DATA SECTION:
++++++
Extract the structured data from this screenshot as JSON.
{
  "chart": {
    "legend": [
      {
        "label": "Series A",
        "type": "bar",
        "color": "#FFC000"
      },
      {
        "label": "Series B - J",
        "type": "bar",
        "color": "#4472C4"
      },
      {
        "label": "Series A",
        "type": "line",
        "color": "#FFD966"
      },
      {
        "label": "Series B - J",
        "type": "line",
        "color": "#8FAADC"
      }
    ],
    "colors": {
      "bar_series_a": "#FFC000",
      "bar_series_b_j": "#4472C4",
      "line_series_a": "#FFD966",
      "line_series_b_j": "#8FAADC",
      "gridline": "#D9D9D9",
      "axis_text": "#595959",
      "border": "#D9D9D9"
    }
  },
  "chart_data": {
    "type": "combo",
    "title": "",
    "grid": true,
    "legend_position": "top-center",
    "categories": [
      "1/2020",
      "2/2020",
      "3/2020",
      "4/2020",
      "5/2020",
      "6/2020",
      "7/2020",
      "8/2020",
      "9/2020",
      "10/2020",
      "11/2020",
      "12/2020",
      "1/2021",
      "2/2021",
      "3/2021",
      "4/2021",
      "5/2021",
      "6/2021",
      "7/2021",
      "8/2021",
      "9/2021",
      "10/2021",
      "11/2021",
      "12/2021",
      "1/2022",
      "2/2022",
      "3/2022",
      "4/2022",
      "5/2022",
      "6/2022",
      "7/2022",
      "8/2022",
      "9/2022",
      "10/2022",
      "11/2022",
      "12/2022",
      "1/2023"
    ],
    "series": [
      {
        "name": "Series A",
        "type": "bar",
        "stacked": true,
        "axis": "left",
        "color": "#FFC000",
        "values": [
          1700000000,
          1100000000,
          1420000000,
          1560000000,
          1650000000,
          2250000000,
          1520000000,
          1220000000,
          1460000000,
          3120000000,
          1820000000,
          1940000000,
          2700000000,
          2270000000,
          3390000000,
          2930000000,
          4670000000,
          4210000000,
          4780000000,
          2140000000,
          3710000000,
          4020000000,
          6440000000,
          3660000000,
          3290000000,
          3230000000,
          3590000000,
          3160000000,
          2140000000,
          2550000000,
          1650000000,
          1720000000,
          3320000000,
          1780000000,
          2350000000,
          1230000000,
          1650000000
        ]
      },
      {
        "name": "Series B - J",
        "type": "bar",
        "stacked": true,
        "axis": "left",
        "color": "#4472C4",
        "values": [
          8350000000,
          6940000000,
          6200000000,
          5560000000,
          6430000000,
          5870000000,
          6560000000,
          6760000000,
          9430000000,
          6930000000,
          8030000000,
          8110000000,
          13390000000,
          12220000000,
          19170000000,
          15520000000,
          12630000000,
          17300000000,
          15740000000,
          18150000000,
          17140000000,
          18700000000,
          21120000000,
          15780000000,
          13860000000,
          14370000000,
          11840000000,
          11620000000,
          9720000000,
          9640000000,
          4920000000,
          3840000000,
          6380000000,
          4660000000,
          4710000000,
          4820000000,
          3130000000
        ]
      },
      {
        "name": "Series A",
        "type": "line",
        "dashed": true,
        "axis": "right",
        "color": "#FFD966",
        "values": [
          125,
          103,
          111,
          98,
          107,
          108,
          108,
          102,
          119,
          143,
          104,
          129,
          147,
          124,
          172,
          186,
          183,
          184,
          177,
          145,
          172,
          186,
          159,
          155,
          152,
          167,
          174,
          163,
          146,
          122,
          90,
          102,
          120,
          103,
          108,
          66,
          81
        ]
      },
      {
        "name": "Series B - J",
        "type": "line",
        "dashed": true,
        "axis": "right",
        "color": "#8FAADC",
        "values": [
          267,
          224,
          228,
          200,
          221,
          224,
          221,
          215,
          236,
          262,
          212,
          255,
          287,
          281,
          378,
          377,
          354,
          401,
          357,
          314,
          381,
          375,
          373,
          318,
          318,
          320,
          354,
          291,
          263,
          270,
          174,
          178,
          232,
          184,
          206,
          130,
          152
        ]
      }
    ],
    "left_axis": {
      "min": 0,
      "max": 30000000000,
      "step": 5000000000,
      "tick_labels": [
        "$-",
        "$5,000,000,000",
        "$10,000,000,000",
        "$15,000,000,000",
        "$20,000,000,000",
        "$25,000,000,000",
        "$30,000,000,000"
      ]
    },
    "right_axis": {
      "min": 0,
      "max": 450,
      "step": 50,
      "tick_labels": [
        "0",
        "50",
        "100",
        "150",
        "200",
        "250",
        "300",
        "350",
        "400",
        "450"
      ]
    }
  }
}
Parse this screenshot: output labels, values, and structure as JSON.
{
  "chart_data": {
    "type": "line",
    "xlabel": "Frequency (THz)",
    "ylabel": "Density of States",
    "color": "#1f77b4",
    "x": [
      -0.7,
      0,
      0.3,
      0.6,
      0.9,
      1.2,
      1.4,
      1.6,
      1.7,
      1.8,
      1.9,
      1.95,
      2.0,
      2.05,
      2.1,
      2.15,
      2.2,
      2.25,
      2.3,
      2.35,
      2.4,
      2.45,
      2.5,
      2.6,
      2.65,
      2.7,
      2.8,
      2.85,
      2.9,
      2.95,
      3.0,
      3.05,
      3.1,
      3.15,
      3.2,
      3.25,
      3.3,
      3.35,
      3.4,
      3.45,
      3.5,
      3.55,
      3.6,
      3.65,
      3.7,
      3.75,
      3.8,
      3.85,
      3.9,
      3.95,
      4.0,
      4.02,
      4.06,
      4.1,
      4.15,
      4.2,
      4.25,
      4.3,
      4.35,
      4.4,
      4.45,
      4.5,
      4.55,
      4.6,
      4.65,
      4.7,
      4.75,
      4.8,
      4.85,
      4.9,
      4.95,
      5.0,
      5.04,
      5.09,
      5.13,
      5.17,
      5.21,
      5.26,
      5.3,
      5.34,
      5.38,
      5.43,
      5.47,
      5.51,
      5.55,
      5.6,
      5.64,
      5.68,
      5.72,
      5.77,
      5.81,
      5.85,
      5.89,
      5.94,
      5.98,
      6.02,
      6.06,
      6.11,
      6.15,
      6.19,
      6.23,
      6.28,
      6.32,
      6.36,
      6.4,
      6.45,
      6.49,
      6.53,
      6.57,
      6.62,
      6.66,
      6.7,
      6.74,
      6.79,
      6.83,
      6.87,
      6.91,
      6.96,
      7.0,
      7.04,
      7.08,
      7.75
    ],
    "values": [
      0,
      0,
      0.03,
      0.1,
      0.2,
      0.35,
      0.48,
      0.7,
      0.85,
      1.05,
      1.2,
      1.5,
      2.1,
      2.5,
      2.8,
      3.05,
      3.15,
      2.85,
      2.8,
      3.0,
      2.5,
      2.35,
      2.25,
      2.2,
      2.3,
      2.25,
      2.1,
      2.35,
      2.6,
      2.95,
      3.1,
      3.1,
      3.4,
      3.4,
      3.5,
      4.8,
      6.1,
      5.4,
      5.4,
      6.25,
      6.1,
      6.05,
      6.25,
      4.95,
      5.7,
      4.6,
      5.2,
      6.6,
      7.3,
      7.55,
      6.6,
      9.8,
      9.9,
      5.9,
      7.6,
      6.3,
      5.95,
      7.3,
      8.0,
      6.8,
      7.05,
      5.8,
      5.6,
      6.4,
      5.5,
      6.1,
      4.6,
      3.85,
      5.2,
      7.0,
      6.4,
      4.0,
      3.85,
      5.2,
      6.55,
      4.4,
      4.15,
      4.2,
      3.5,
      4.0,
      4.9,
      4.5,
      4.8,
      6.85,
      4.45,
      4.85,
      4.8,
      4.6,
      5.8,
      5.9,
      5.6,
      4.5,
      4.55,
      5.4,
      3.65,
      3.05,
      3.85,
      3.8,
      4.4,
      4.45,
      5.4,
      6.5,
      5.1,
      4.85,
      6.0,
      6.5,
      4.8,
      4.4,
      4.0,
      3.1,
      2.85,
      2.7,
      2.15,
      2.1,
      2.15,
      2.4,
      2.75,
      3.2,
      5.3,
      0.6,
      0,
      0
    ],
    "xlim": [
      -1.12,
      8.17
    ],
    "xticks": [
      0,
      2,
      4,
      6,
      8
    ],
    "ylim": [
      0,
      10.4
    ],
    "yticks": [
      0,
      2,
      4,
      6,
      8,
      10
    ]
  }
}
++++++
STATED PROBLEM: List every line above that holds the word "this".

THE COMPLETED TASK:
Extract the structured data from this screenshot as JSON.
Parse this screenshot: output labels, values, and structure as JSON.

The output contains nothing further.